Figure dataset records:

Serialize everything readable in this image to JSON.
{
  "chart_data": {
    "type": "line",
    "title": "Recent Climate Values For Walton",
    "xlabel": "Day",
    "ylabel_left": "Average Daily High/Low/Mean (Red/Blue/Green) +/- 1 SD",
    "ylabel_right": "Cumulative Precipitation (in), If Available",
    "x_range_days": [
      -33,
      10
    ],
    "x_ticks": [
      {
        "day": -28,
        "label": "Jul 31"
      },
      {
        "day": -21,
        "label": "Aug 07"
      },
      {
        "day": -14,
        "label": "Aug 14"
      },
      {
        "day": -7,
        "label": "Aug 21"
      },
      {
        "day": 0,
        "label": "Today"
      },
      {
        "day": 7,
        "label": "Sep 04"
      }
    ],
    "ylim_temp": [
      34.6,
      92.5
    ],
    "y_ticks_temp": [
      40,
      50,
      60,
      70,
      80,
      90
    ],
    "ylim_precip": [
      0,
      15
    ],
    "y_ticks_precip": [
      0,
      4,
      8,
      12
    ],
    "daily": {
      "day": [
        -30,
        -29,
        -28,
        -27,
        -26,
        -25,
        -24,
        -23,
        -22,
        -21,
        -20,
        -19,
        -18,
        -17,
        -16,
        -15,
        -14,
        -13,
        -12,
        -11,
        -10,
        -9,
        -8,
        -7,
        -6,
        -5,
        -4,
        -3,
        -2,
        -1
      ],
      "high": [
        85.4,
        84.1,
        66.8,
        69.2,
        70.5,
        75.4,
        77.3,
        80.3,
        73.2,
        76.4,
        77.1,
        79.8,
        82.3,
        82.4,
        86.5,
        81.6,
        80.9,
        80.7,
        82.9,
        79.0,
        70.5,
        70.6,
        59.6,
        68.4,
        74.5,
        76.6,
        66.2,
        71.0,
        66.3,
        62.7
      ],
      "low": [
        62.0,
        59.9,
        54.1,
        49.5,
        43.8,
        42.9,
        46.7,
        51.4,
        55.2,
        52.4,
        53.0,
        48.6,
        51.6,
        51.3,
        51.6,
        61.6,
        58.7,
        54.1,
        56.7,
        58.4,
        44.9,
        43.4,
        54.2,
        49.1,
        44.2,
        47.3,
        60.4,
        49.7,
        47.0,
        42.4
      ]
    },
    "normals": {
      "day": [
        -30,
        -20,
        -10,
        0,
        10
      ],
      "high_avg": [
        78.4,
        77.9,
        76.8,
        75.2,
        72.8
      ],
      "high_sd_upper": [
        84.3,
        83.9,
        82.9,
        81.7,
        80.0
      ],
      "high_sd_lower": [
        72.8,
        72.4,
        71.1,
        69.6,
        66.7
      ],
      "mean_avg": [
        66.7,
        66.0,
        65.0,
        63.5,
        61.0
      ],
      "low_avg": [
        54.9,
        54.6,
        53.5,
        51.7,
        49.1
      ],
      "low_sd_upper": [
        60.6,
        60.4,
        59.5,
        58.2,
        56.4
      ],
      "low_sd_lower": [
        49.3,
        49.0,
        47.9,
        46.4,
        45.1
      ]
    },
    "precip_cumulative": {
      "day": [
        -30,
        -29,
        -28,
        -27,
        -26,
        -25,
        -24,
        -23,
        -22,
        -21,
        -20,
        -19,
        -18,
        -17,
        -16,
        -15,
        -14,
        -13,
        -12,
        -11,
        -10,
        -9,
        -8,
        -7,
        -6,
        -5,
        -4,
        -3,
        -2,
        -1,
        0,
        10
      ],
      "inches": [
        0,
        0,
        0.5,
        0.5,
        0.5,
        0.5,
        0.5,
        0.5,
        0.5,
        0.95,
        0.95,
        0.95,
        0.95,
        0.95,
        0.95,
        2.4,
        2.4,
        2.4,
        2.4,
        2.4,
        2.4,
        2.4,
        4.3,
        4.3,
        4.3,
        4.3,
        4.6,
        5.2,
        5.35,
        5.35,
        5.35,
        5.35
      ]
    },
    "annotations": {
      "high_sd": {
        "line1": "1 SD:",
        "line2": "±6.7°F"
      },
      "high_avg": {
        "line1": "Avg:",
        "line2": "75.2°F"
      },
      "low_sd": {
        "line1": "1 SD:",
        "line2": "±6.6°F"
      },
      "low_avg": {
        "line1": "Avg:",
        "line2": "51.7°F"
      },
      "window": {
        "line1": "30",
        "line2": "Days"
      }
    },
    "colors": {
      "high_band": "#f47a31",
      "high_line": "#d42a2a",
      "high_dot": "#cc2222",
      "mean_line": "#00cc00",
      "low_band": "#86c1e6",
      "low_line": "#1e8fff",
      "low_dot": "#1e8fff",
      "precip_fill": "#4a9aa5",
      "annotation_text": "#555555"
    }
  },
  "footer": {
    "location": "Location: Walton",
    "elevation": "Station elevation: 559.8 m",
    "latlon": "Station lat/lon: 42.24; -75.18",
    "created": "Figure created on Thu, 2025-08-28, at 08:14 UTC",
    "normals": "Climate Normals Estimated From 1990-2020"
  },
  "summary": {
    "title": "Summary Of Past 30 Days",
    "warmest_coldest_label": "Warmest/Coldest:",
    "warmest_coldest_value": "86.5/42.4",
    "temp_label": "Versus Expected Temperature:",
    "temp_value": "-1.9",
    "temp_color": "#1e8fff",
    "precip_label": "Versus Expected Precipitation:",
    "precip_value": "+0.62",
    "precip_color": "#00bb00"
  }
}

Written problem: In the entries above, find every line with the word "Expected" and list it.

Exercise output:
    "temp_label": "Versus Expected Temperature:",
    "precip_label": "Versus Expected Precipitation:",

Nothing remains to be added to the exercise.